ROWS:
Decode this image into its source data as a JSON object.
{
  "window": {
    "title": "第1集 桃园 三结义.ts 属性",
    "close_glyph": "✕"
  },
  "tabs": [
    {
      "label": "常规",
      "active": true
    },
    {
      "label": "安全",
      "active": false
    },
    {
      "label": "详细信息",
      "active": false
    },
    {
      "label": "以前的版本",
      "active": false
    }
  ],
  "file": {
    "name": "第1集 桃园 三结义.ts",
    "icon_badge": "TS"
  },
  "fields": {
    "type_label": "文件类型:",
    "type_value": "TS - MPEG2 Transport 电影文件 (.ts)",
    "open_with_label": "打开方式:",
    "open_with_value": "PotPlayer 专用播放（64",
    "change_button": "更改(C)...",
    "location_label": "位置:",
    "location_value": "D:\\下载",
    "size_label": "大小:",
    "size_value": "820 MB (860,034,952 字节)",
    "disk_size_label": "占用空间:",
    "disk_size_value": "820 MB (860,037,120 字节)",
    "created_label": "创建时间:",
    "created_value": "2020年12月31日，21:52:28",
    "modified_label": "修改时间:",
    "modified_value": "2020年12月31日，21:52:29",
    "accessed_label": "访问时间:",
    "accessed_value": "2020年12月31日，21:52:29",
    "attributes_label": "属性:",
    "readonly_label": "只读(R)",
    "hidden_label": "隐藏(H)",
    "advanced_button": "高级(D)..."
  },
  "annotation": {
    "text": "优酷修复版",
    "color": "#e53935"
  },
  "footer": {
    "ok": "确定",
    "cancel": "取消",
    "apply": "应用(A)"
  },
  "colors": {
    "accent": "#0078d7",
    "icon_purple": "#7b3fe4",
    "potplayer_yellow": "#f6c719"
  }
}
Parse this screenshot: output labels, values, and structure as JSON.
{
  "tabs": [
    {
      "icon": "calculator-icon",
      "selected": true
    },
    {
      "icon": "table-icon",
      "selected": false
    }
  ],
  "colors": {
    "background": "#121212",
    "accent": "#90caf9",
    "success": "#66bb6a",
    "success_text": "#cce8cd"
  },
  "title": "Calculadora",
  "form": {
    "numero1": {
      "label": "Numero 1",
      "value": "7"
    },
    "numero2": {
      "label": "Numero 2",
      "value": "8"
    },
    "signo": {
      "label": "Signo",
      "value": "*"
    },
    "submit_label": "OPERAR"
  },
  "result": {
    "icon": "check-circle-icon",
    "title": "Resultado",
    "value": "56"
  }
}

PROBLEM TO SOLVE: Please repeat all the records above exactly as they appear.

FINAL RESULT:
Decode this image into its source data as a JSON object.
{
  "window": {
    "title": "第1集 桃园 三结义.ts 属性",
    "close_glyph": "✕"
  },
  "tabs": [
    {
      "label": "常规",
      "active": true
    },
    {
      "label": "安全",
      "active": false
    },
    {
      "label": "详细信息",
      "active": false
    },
    {
      "label": "以前的版本",
      "active": false
    }
  ],
  "file": {
    "name": "第1集 桃园 三结义.ts",
    "icon_badge": "TS"
  },
  "fields": {
    "type_label": "文件类型:",
    "type_value": "TS - MPEG2 Transport 电影文件 (.ts)",
    "open_with_label": "打开方式:",
    "open_with_value": "PotPlayer 专用播放（64",
    "change_button": "更改(C)...",
    "location_label": "位置:",
    "location_value": "D:\\下载",
    "size_label": "大小:",
    "size_value": "820 MB (860,034,952 字节)",
    "disk_size_label": "占用空间:",
    "disk_size_value": "820 MB (860,037,120 字节)",
    "created_label": "创建时间:",
    "created_value": "2020年12月31日，21:52:28",
    "modified_label": "修改时间:",
    "modified_value": "2020年12月31日，21:52:29",
    "accessed_label": "访问时间:",
    "accessed_value": "2020年12月31日，21:52:29",
    "attributes_label": "属性:",
    "readonly_label": "只读(R)",
    "hidden_label": "隐藏(H)",
    "advanced_button": "高级(D)..."
  },
  "annotation": {
    "text": "优酷修复版",
    "color": "#e53935"
  },
  "footer": {
    "ok": "确定",
    "cancel": "取消",
    "apply": "应用(A)"
  },
  "colors": {
    "accent": "#0078d7",
    "icon_purple": "#7b3fe4",
    "potplayer_yellow": "#f6c719"
  }
}
Parse this screenshot: output labels, values, and structure as JSON.
{
  "tabs": [
    {
      "icon": "calculator-icon",
      "selected": true
    },
    {
      "icon": "table-icon",
      "selected": false
    }
  ],
  "colors": {
    "background": "#121212",
    "accent": "#90caf9",
    "success": "#66bb6a",
    "success_text": "#cce8cd"
  },
  "title": "Calculadora",
  "form": {
    "numero1": {
      "label": "Numero 1",
      "value": "7"
    },
    "numero2": {
      "label": "Numero 2",
      "value": "8"
    },
    "signo": {
      "label": "Signo",
      "value": "*"
    },
    "submit_label": "OPERAR"
  },
  "result": {
    "icon": "check-circle-icon",
    "title": "Resultado",
    "value": "56"
  }
}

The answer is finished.